Given task: In the entries below, find every line with "للبعلي" and copy it.

Dataset content:
──────────────────────────────

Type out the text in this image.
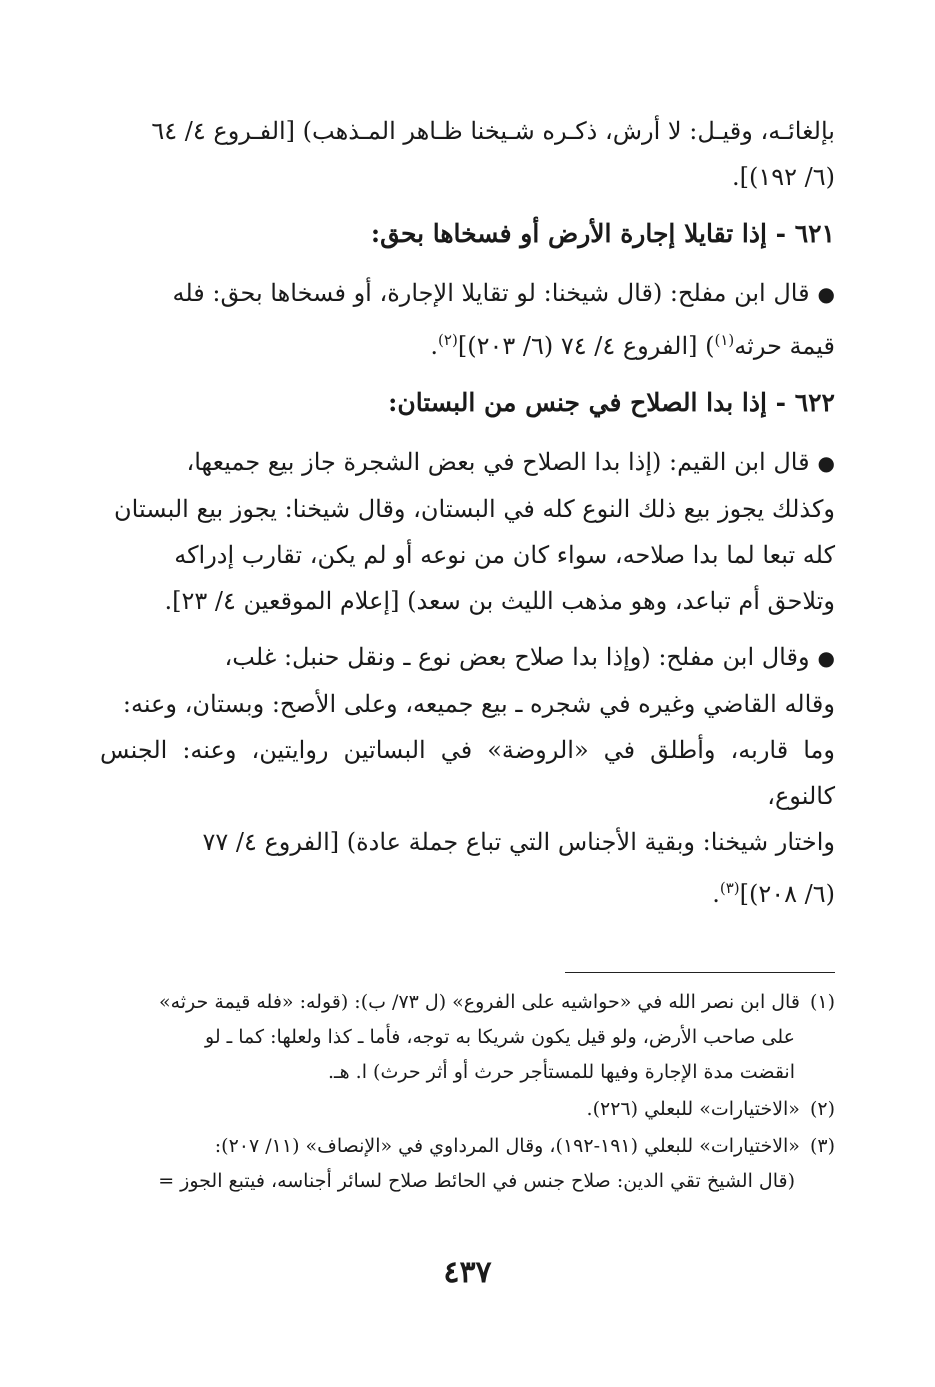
بإلغائـه، وقيـل: لا أرش، ذكـره شـيخنا ظـاهر المـذهب) [الفـروع ٤/ ٦٤
(٦/ ١٩٢)].

٦٢١ - إذا تقايلا إجارة الأرض أو فسخاها بحق:

●قال ابن مفلح: (قال شيخنا: لو تقايلا الإجارة، أو فسخاها بحق: فله
قيمة حرثه$^{(١)}$) [الفروع ٤/ ٧٤ (٦/ ٢٠٣)]$^{(٢)}$.

٦٢٢ - إذا بدا الصلاح في جنس من البستان:

●قال ابن القيم: (إذا بدا الصلاح في بعض الشجرة جاز بيع جميعها،
وكذلك يجوز بيع ذلك النوع كله في البستان، وقال شيخنا: يجوز بيع البستان
كله تبعا لما بدا صلاحه، سواء كان من نوعه أو لم يكن، تقارب إدراكه
وتلاحق أم تباعد، وهو مذهب الليث بن سعد) [إعلام الموقعين ٤/ ٢٣].

●وقال ابن مفلح: (وإذا بدا صلاح بعض نوع ـ ونقل حنبل: غلب،
وقاله القاضي وغيره في شجره ـ بيع جميعه، وعلى الأصح: وبستان، وعنه:
وما قاربه، وأطلق في «الروضة» في البساتين روايتين، وعنه: الجنس كالنوع،
واختار شيخنا: وبقية الأجناس التي تباع جملة عادة) [الفروع ٤/ ٧٧
(٦/ ٢٠٨)]$^{(٣)}$.

(١)قال ابن نصر الله في «حواشيه على الفروع» (ل ٧٣/ ب): (قوله: «فله قيمة حرثه»
على صاحب الأرض، ولو قيل يكون شريكا به توجه، فأما ـ كذا ولعلها: كما ـ لو
انقضت مدة الإجارة وفيها للمستأجر حرث أو أثر حرث) ا. هـ.
(٢)«الاختيارات» للبعلي (٢٢٦).
(٣)«الاختيارات» للبعلي (١٩١-١٩٢)، وقال المرداوي في «الإنصاف» (١١/ ٢٠٧):
(قال الشيخ تقي الدين: صلاح جنس في الحائط صلاح لسائر أجناسه، فيتبع الجوز =
٤٣٧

──────────────────────────────

Finished task:
(٢)«الاختيارات» للبعلي (٢٢٦).
(٣)«الاختيارات» للبعلي (١٩١-١٩٢)، وقال المرداوي في «الإنصاف» (١١/ ٢٠٧):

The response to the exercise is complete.